### SET TASK
Find the lines holding "Максимальная" and copy them.

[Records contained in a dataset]
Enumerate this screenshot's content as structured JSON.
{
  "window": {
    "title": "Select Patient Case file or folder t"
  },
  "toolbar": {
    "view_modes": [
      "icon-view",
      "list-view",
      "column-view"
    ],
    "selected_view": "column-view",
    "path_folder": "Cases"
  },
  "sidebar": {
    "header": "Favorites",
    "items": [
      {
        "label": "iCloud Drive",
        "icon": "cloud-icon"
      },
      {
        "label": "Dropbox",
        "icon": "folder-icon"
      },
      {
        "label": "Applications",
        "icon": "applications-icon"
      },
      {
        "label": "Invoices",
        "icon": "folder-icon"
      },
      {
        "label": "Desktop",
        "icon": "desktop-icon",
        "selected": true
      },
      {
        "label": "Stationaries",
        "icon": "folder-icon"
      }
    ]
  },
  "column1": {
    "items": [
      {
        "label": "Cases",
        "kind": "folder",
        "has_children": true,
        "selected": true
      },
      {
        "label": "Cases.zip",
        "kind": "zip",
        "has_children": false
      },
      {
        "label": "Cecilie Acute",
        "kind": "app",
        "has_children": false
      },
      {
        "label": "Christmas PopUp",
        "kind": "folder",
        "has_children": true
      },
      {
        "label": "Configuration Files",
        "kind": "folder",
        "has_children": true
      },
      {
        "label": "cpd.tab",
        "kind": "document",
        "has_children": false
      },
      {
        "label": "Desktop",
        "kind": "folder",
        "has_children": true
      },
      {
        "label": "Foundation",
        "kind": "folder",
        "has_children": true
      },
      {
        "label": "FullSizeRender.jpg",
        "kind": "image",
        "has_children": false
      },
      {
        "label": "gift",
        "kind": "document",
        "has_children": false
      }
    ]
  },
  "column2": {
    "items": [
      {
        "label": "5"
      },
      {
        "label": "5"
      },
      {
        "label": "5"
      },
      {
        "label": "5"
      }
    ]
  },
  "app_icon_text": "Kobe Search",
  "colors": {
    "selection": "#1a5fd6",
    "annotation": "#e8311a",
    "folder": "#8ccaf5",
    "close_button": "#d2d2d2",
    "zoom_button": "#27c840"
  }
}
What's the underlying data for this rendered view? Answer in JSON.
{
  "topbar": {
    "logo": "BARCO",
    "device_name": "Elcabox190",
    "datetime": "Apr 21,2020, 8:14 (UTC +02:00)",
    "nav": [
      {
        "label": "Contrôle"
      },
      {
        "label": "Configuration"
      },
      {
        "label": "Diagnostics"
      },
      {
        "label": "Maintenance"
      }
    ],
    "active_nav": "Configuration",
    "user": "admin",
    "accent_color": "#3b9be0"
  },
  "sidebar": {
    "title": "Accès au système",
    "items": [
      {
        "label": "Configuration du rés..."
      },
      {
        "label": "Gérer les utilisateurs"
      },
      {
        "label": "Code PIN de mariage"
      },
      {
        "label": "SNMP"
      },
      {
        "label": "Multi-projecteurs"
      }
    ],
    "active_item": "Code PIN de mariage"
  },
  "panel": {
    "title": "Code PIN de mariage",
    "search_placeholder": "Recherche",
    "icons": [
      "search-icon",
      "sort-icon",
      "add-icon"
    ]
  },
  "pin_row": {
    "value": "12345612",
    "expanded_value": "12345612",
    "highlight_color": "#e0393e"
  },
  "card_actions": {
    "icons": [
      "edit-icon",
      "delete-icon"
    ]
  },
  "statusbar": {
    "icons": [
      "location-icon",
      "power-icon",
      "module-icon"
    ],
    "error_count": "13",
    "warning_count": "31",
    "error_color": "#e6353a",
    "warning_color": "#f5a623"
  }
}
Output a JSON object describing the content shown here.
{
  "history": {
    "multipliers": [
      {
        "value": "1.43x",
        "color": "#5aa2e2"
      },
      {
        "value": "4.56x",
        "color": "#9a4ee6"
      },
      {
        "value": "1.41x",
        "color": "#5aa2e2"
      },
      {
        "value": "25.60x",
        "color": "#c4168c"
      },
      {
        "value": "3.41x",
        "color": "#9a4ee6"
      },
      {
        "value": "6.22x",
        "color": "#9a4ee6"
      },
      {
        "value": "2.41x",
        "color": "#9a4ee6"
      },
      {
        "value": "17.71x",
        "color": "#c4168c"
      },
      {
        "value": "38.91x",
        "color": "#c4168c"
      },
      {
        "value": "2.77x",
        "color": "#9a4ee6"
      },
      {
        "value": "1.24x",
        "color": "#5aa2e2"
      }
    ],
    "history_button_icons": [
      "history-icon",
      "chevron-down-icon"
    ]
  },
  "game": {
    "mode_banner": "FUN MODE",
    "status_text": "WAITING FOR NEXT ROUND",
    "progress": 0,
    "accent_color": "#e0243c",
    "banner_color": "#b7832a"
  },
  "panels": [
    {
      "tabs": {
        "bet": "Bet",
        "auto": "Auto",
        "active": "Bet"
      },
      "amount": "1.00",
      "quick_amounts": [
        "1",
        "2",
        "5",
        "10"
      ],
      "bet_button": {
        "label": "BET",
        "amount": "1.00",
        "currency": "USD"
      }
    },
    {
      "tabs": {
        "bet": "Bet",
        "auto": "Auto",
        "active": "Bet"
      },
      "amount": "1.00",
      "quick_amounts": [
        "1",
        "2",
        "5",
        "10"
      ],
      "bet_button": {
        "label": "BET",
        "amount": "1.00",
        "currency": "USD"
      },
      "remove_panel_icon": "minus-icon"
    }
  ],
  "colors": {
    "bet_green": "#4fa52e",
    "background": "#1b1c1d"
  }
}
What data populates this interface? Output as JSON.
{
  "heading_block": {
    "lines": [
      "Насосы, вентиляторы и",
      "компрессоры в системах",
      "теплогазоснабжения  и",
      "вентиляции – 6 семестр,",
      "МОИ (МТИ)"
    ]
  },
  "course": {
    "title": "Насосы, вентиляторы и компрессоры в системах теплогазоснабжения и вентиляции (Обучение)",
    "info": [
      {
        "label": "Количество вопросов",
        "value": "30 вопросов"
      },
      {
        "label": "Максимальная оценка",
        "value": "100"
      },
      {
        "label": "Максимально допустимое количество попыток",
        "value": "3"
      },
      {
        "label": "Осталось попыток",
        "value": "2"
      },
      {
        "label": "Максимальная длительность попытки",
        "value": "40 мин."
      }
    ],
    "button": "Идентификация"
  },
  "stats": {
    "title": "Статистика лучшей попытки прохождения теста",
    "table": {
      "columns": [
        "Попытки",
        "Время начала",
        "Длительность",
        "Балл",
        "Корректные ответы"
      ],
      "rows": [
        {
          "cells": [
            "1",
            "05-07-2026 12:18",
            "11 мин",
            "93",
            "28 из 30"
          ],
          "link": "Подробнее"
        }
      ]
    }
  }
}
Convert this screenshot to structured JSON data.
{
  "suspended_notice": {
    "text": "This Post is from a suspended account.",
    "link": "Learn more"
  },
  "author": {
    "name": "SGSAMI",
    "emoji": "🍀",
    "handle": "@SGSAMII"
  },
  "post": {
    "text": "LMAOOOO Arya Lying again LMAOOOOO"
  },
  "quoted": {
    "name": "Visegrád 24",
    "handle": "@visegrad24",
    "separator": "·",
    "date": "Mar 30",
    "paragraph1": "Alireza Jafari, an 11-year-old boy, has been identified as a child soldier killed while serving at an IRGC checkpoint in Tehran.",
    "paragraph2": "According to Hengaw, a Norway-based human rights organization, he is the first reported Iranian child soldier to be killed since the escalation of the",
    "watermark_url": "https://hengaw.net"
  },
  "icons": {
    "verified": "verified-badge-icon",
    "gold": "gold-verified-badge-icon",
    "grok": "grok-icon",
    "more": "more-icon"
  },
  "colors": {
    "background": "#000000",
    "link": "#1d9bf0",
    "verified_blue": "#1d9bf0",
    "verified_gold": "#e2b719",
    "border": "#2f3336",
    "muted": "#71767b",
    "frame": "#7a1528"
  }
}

### SOLUTION
        "label": "Максимальная оценка",
        "label": "Максимальная длительность попытки",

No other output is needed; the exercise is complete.